> **Do this**
The entries below are to be transcribed in full, without their images.

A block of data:
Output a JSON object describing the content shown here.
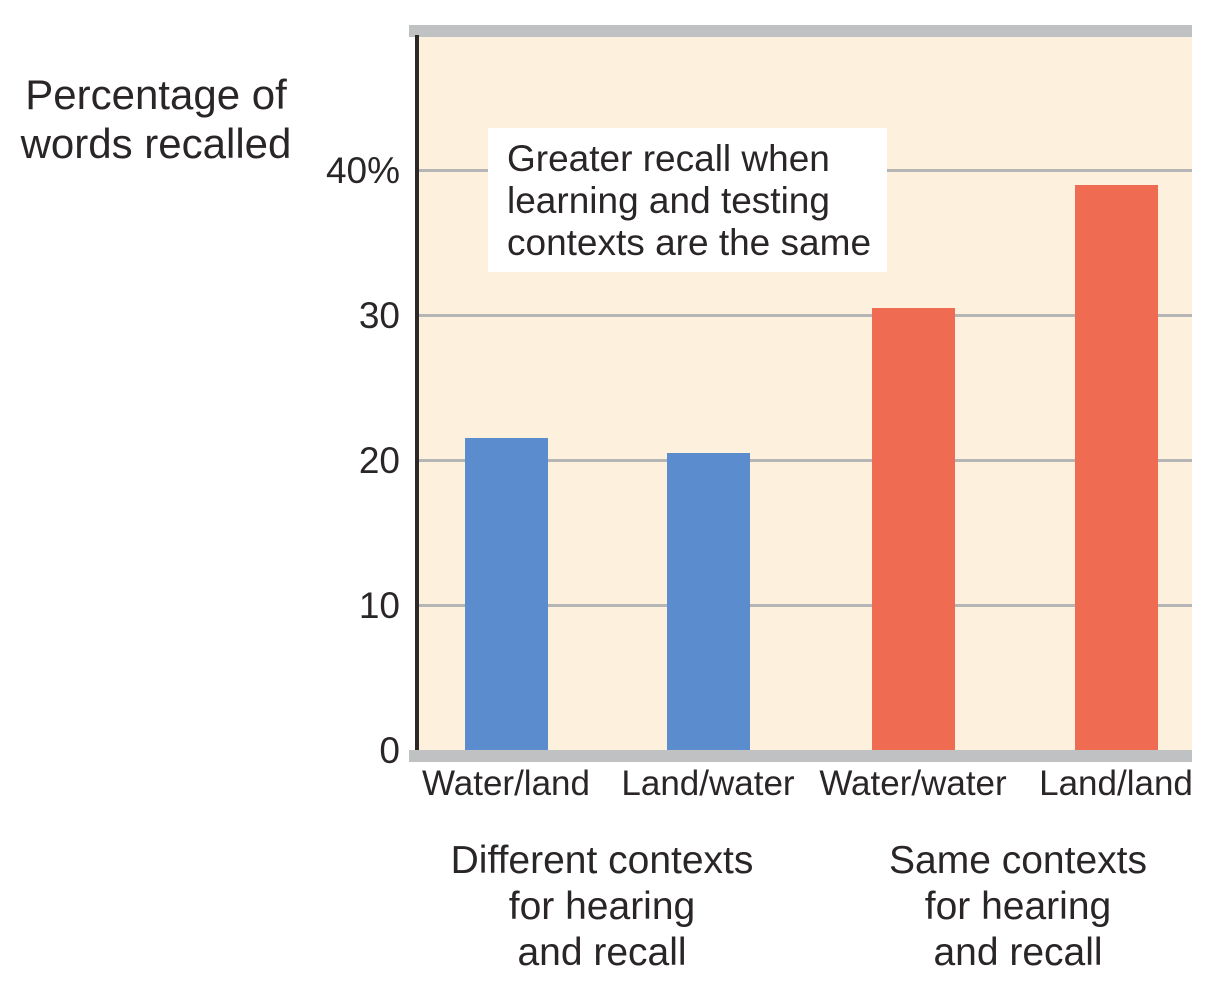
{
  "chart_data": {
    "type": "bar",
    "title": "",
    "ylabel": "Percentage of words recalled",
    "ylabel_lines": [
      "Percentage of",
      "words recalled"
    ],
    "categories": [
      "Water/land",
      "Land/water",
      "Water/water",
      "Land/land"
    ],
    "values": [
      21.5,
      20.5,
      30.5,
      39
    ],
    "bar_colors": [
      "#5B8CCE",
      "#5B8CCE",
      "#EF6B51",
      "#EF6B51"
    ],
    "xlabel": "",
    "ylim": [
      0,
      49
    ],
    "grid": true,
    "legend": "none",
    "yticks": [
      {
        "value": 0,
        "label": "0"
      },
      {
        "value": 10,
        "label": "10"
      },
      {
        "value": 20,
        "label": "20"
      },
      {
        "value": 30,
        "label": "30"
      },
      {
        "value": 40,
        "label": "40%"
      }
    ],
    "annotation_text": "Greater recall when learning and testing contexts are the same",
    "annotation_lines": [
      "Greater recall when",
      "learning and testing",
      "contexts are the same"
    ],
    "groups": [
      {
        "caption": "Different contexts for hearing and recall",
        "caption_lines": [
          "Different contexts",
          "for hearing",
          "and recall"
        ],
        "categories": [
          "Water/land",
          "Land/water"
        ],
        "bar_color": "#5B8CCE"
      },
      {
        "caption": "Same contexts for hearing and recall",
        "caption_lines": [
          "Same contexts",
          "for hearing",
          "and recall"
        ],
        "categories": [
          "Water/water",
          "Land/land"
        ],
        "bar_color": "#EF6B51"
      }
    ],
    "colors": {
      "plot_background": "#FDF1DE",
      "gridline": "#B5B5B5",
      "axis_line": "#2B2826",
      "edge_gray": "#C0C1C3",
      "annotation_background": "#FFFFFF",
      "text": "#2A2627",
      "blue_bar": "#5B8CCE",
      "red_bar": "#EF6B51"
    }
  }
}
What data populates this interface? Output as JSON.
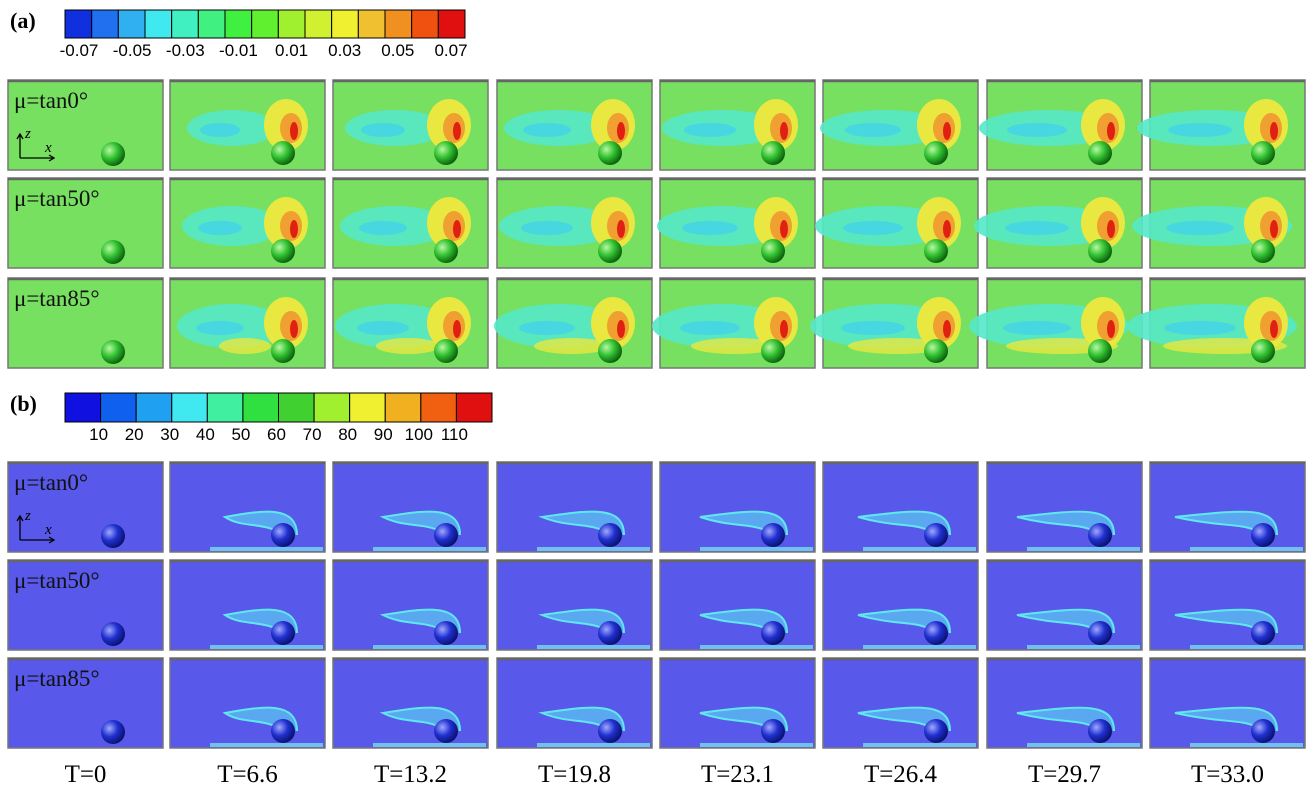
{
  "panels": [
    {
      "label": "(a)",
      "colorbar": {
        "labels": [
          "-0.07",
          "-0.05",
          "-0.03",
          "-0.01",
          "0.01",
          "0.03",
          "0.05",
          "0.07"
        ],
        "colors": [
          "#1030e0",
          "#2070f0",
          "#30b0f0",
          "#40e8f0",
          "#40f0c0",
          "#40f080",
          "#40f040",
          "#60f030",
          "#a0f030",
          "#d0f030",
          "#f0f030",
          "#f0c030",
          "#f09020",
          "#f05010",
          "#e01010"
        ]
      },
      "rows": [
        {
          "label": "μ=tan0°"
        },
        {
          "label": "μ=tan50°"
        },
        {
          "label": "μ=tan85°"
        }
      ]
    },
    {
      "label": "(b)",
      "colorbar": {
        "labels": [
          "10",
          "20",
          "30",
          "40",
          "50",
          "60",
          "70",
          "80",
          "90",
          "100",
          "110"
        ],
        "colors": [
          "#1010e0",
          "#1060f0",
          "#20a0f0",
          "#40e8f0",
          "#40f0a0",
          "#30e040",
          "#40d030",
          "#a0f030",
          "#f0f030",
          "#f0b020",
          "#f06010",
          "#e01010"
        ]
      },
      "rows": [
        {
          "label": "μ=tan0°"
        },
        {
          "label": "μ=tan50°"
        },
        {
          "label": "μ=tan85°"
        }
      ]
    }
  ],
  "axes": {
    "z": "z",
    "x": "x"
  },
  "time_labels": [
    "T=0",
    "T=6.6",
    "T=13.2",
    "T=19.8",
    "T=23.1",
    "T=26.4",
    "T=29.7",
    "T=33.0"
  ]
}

> **Reply**
Output a JSON object describing the content shown here.
{
  "chart_data": {
    "type": "bar",
    "title": "",
    "ylabel": "Percentage of words recalled",
    "ylabel_lines": [
      "Percentage of",
      "words recalled"
    ],
    "categories": [
      "Water/land",
      "Land/water",
      "Water/water",
      "Land/land"
    ],
    "values": [
      21.5,
      20.5,
      30.5,
      39
    ],
    "bar_colors": [
      "#5B8CCE",
      "#5B8CCE",
      "#EF6B51",
      "#EF6B51"
    ],
    "xlabel": "",
    "ylim": [
      0,
      49
    ],
    "grid": true,
    "legend": "none",
    "yticks": [
      {
        "value": 0,
        "label": "0"
      },
      {
        "value": 10,
        "label": "10"
      },
      {
        "value": 20,
        "label": "20"
      },
      {
        "value": 30,
        "label": "30"
      },
      {
        "value": 40,
        "label": "40%"
      }
    ],
    "annotation_text": "Greater recall when learning and testing contexts are the same",
    "annotation_lines": [
      "Greater recall when",
      "learning and testing",
      "contexts are the same"
    ],
    "groups": [
      {
        "caption": "Different contexts for hearing and recall",
        "caption_lines": [
          "Different contexts",
          "for hearing",
          "and recall"
        ],
        "categories": [
          "Water/land",
          "Land/water"
        ],
        "bar_color": "#5B8CCE"
      },
      {
        "caption": "Same contexts for hearing and recall",
        "caption_lines": [
          "Same contexts",
          "for hearing",
          "and recall"
        ],
        "categories": [
          "Water/water",
          "Land/land"
        ],
        "bar_color": "#EF6B51"
      }
    ],
    "colors": {
      "plot_background": "#FDF1DE",
      "gridline": "#B5B5B5",
      "axis_line": "#2B2826",
      "edge_gray": "#C0C1C3",
      "annotation_background": "#FFFFFF",
      "text": "#2A2627",
      "blue_bar": "#5B8CCE",
      "red_bar": "#EF6B51"
    }
  }
}
What data populates this interface? Output as JSON.
{
  "panels": [
    {
      "label": "(a)",
      "colorbar": {
        "labels": [
          "-0.07",
          "-0.05",
          "-0.03",
          "-0.01",
          "0.01",
          "0.03",
          "0.05",
          "0.07"
        ],
        "colors": [
          "#1030e0",
          "#2070f0",
          "#30b0f0",
          "#40e8f0",
          "#40f0c0",
          "#40f080",
          "#40f040",
          "#60f030",
          "#a0f030",
          "#d0f030",
          "#f0f030",
          "#f0c030",
          "#f09020",
          "#f05010",
          "#e01010"
        ]
      },
      "rows": [
        {
          "label": "μ=tan0°"
        },
        {
          "label": "μ=tan50°"
        },
        {
          "label": "μ=tan85°"
        }
      ]
    },
    {
      "label": "(b)",
      "colorbar": {
        "labels": [
          "10",
          "20",
          "30",
          "40",
          "50",
          "60",
          "70",
          "80",
          "90",
          "100",
          "110"
        ],
        "colors": [
          "#1010e0",
          "#1060f0",
          "#20a0f0",
          "#40e8f0",
          "#40f0a0",
          "#30e040",
          "#40d030",
          "#a0f030",
          "#f0f030",
          "#f0b020",
          "#f06010",
          "#e01010"
        ]
      },
      "rows": [
        {
          "label": "μ=tan0°"
        },
        {
          "label": "μ=tan50°"
        },
        {
          "label": "μ=tan85°"
        }
      ]
    }
  ],
  "axes": {
    "z": "z",
    "x": "x"
  },
  "time_labels": [
    "T=0",
    "T=6.6",
    "T=13.2",
    "T=19.8",
    "T=23.1",
    "T=26.4",
    "T=29.7",
    "T=33.0"
  ]
}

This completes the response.